**WHAT IS NEEDED**
Repeat each line word for word.

==================================================

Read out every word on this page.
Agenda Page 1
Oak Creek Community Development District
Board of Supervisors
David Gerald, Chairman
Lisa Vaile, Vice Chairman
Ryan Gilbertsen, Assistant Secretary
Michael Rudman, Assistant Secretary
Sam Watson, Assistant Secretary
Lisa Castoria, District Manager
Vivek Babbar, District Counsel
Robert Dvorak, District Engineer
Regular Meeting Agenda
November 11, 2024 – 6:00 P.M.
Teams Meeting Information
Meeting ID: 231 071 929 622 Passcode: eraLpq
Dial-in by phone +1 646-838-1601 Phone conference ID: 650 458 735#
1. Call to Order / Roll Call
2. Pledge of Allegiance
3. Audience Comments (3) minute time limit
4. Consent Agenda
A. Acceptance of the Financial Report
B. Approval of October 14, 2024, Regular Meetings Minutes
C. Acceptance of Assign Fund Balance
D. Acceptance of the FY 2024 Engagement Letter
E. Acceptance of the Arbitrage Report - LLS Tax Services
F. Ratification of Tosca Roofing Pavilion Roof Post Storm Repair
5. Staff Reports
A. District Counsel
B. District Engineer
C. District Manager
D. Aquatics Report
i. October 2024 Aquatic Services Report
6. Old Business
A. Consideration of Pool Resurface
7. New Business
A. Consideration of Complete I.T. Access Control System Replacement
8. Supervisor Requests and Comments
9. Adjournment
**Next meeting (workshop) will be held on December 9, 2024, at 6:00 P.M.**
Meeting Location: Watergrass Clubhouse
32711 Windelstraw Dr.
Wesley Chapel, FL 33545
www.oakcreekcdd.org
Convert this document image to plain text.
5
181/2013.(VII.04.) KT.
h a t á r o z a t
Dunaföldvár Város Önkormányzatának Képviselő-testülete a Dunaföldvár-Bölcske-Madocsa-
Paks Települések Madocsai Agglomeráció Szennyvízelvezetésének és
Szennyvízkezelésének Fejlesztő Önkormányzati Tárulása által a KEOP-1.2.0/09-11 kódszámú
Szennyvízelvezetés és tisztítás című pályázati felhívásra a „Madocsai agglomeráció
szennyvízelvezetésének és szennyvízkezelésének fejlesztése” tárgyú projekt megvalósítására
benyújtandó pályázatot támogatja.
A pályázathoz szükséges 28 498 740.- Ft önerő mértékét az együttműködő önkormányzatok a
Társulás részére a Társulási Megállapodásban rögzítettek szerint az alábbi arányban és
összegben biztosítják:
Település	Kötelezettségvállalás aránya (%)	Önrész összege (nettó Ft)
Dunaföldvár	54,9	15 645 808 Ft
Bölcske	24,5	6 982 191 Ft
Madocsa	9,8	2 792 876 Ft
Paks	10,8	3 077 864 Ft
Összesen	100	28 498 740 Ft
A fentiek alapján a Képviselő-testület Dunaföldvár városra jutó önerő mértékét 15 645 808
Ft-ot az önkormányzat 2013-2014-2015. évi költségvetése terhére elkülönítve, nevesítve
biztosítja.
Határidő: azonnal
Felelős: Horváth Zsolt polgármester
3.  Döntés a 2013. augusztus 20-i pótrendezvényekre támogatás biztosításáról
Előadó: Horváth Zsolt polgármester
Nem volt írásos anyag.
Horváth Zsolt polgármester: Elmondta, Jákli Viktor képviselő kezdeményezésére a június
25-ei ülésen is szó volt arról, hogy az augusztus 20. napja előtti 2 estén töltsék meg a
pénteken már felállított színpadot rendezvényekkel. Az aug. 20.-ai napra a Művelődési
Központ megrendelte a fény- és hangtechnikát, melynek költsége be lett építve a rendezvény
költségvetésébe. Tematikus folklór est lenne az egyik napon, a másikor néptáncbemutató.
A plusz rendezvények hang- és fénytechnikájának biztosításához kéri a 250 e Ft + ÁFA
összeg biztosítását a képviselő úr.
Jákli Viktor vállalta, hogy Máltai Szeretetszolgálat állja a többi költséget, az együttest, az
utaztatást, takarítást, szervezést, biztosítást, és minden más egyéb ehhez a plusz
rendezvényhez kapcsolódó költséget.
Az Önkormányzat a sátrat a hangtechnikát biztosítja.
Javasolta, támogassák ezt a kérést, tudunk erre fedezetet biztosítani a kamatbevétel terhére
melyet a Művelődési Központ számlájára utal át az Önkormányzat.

==================================================

**OUTPUT BELOW**
Read out every word on this page.
Agenda Page 1
Oak Creek Community Development District
Board of Supervisors
David Gerald, Chairman
Lisa Vaile, Vice Chairman
Ryan Gilbertsen, Assistant Secretary
Michael Rudman, Assistant Secretary
Sam Watson, Assistant Secretary
Lisa Castoria, District Manager
Vivek Babbar, District Counsel
Robert Dvorak, District Engineer
Regular Meeting Agenda
November 11, 2024 – 6:00 P.M.
Teams Meeting Information
Meeting ID: 231 071 929 622 Passcode: eraLpq
Dial-in by phone +1 646-838-1601 Phone conference ID: 650 458 735#
1. Call to Order / Roll Call
2. Pledge of Allegiance
3. Audience Comments (3) minute time limit
4. Consent Agenda
A. Acceptance of the Financial Report
B. Approval of October 14, 2024, Regular Meetings Minutes
C. Acceptance of Assign Fund Balance
D. Acceptance of the FY 2024 Engagement Letter
E. Acceptance of the Arbitrage Report - LLS Tax Services
F. Ratification of Tosca Roofing Pavilion Roof Post Storm Repair
5. Staff Reports
A. District Counsel
B. District Engineer
C. District Manager
D. Aquatics Report
i. October 2024 Aquatic Services Report
6. Old Business
A. Consideration of Pool Resurface
7. New Business
A. Consideration of Complete I.T. Access Control System Replacement
8. Supervisor Requests and Comments
9. Adjournment
**Next meeting (workshop) will be held on December 9, 2024, at 6:00 P.M.**
Meeting Location: Watergrass Clubhouse
32711 Windelstraw Dr.
Wesley Chapel, FL 33545
www.oakcreekcdd.org
Convert this document image to plain text.
5
181/2013.(VII.04.) KT.
h a t á r o z a t
Dunaföldvár Város Önkormányzatának Képviselő-testülete a Dunaföldvár-Bölcske-Madocsa-
Paks Települések Madocsai Agglomeráció Szennyvízelvezetésének és
Szennyvízkezelésének Fejlesztő Önkormányzati Tárulása által a KEOP-1.2.0/09-11 kódszámú
Szennyvízelvezetés és tisztítás című pályázati felhívásra a „Madocsai agglomeráció
szennyvízelvezetésének és szennyvízkezelésének fejlesztése” tárgyú projekt megvalósítására
benyújtandó pályázatot támogatja.
A pályázathoz szükséges 28 498 740.- Ft önerő mértékét az együttműködő önkormányzatok a
Társulás részére a Társulási Megállapodásban rögzítettek szerint az alábbi arányban és
összegben biztosítják:
Település	Kötelezettségvállalás aránya (%)	Önrész összege (nettó Ft)
Dunaföldvár	54,9	15 645 808 Ft
Bölcske	24,5	6 982 191 Ft
Madocsa	9,8	2 792 876 Ft
Paks	10,8	3 077 864 Ft
Összesen	100	28 498 740 Ft
A fentiek alapján a Képviselő-testület Dunaföldvár városra jutó önerő mértékét 15 645 808
Ft-ot az önkormányzat 2013-2014-2015. évi költségvetése terhére elkülönítve, nevesítve
biztosítja.
Határidő: azonnal
Felelős: Horváth Zsolt polgármester
3.  Döntés a 2013. augusztus 20-i pótrendezvényekre támogatás biztosításáról
Előadó: Horváth Zsolt polgármester
Nem volt írásos anyag.
Horváth Zsolt polgármester: Elmondta, Jákli Viktor képviselő kezdeményezésére a június
25-ei ülésen is szó volt arról, hogy az augusztus 20. napja előtti 2 estén töltsék meg a
pénteken már felállított színpadot rendezvényekkel. Az aug. 20.-ai napra a Művelődési
Központ megrendelte a fény- és hangtechnikát, melynek költsége be lett építve a rendezvény
költségvetésébe. Tematikus folklór est lenne az egyik napon, a másikor néptáncbemutató.
A plusz rendezvények hang- és fénytechnikájának biztosításához kéri a 250 e Ft + ÁFA
összeg biztosítását a képviselő úr.
Jákli Viktor vállalta, hogy Máltai Szeretetszolgálat állja a többi költséget, az együttest, az
utaztatást, takarítást, szervezést, biztosítást, és minden más egyéb ehhez a plusz
rendezvényhez kapcsolódó költséget.
Az Önkormányzat a sátrat a hangtechnikát biztosítja.
Javasolta, támogassák ezt a kérést, tudunk erre fedezetet biztosítani a kamatbevétel terhére
melyet a Művelődési Központ számlájára utal át az Önkormányzat.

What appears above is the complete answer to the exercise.